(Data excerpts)
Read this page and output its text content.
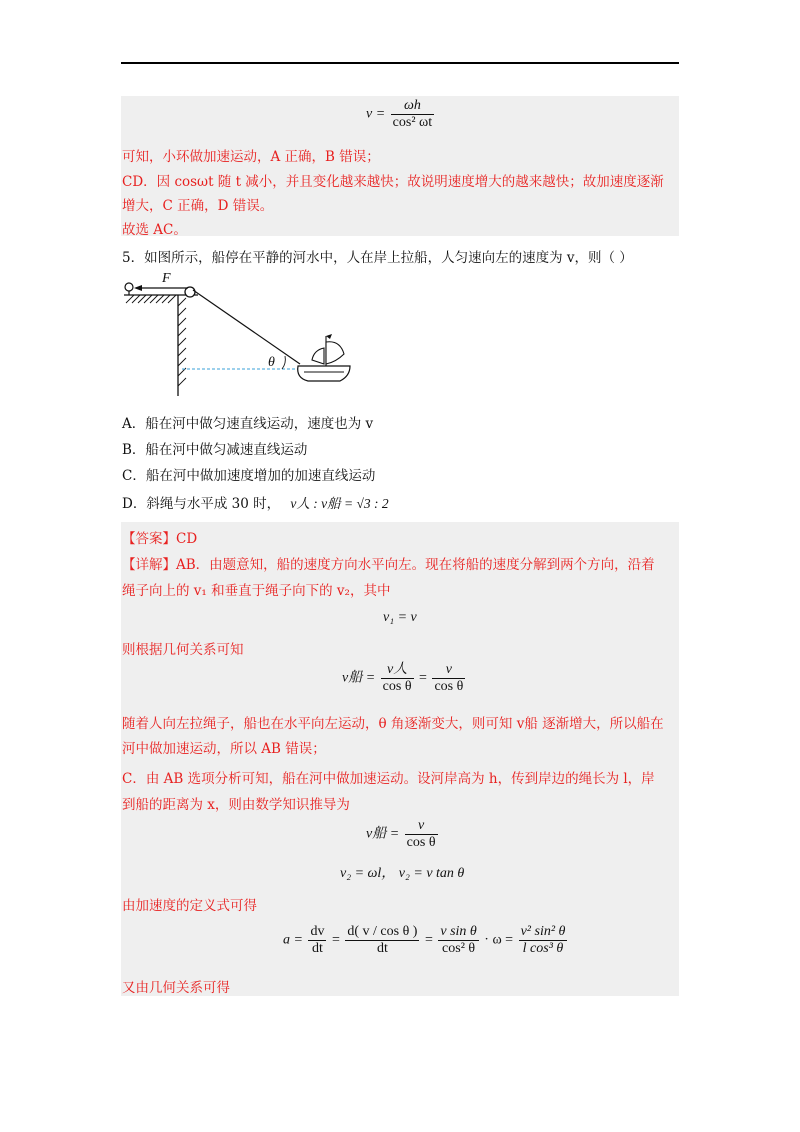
$v = \frac{\omega h}{\text{cos² ωt}}$
可知，小环做加速运动，A 正确，B 错误；
CD．因 cosωt 随 t 减小，并且变化越来越快；故说明速度增大的越来越快；故加速度逐渐
增大，C 正确，D 错误。
故选 AC。
5．如图所示，船停在平静的河水中，人在岸上拉船，人匀速向左的速度为 v，则（ ）
F
θ
A．船在河中做匀速直线运动，速度也为 v
B．船在河中做匀减速直线运动
C．船在河中做加速度增加的加速直线运动
D．斜绳与水平成 30 时， v人 : v船 = √3 : 2
【答案】CD
【详解】AB．由题意知，船的速度方向水平向左。现在将船的速度分解到两个方向，沿着
绳子向上的 v₁ 和垂直于绳子向下的 v₂，其中
v₁ = v
则根据几何关系可知
v船 = $\frac{\text{v人}}{\text{cos θ}} = \frac{v}{\text{cos θ}}$
随着人向左拉绳子，船也在水平向左运动，θ 角逐渐变大，则可知 v船 逐渐增大，所以船在
河中做加速运动，所以 AB 错误；
C．由 AB 选项分析可知，船在河中做加速运动。设河岸高为 h，传到岸边的绳长为 l，岸
到船的距离为 x，则由数学知识推导为
v船 = $\frac{v}{\text{cos θ}}$
v₂ = ωl， v₂ = v tan θ
由加速度的定义式可得
$a = \frac{dv}{dt} = \frac{\text{d( v / cos θ )}}{dt} = \frac{\text{v sin θ}}{\text{cos² θ}} \cdot \omega = \frac{\text{v² sin² θ}}{\text{l cos³ θ}}$
又由几何关系可得
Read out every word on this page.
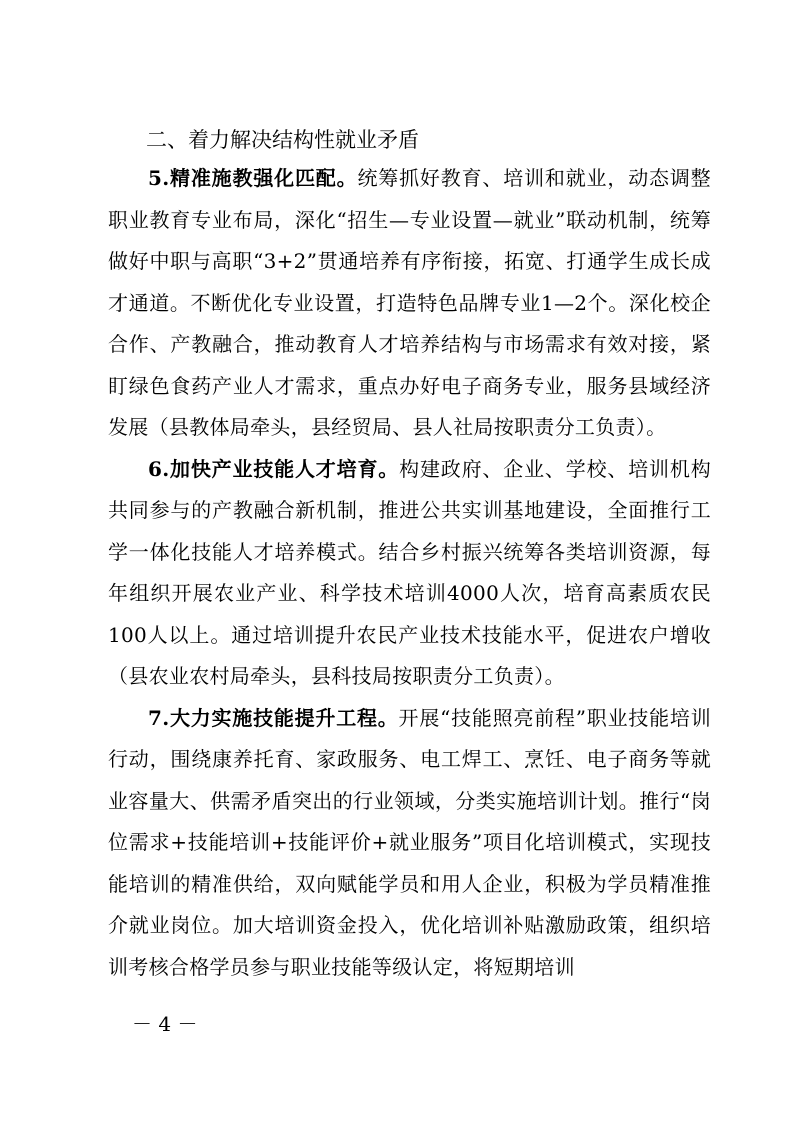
二、着力解决结构性就业矛盾

5.精准施教强化匹配。统筹抓好教育、培训和就业，动态调整职业教育专业布局，深化“招生—专业设置—就业”联动机制，统筹做好中职与高职“3+2”贯通培养有序衔接，拓宽、打通学生成长成才通道。不断优化专业设置，打造特色品牌专业1—2个。深化校企合作、产教融合，推动教育人才培养结构与市场需求有效对接，紧盯绿色食药产业人才需求，重点办好电子商务专业，服务县域经济发展（县教体局牵头，县经贸局、县人社局按职责分工负责）。

6.加快产业技能人才培育。构建政府、企业、学校、培训机构共同参与的产教融合新机制，推进公共实训基地建设，全面推行工学一体化技能人才培养模式。结合乡村振兴统筹各类培训资源，每年组织开展农业产业、科学技术培训4000人次，培育高素质农民100人以上。通过培训提升农民产业技术技能水平，促进农户增收（县农业农村局牵头，县科技局按职责分工负责）。

7.大力实施技能提升工程。开展“技能照亮前程”职业技能培训行动，围绕康养托育、家政服务、电工焊工、烹饪、电子商务等就业容量大、供需矛盾突出的行业领域，分类实施培训计划。推行“岗位需求+技能培训+技能评价+就业服务”项目化培训模式，实现技能培训的精准供给，双向赋能学员和用人企业，积极为学员精准推介就业岗位。加大培训资金投入，优化培训补贴激励政策，组织培训考核合格学员参与职业技能等级认定，将短期培训

－ 4 －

YOUR TASK — Pass over all pictures while writing out the lines from the line with "Read out every word on this page." through the last line exactly.

THE COMPLETED TASK —
Read out every word on this page.
二、着力解决结构性就业矛盾

5.精准施教强化匹配。统筹抓好教育、培训和就业，动态调整职业教育专业布局，深化“招生—专业设置—就业”联动机制，统筹做好中职与高职“3+2”贯通培养有序衔接，拓宽、打通学生成长成才通道。不断优化专业设置，打造特色品牌专业1—2个。深化校企合作、产教融合，推动教育人才培养结构与市场需求有效对接，紧盯绿色食药产业人才需求，重点办好电子商务专业，服务县域经济发展（县教体局牵头，县经贸局、县人社局按职责分工负责）。

6.加快产业技能人才培育。构建政府、企业、学校、培训机构共同参与的产教融合新机制，推进公共实训基地建设，全面推行工学一体化技能人才培养模式。结合乡村振兴统筹各类培训资源，每年组织开展农业产业、科学技术培训4000人次，培育高素质农民100人以上。通过培训提升农民产业技术技能水平，促进农户增收（县农业农村局牵头，县科技局按职责分工负责）。

7.大力实施技能提升工程。开展“技能照亮前程”职业技能培训行动，围绕康养托育、家政服务、电工焊工、烹饪、电子商务等就业容量大、供需矛盾突出的行业领域，分类实施培训计划。推行“岗位需求+技能培训+技能评价+就业服务”项目化培训模式，实现技能培训的精准供给，双向赋能学员和用人企业，积极为学员精准推介就业岗位。加大培训资金投入，优化培训补贴激励政策，组织培训考核合格学员参与职业技能等级认定，将短期培训

－ 4 －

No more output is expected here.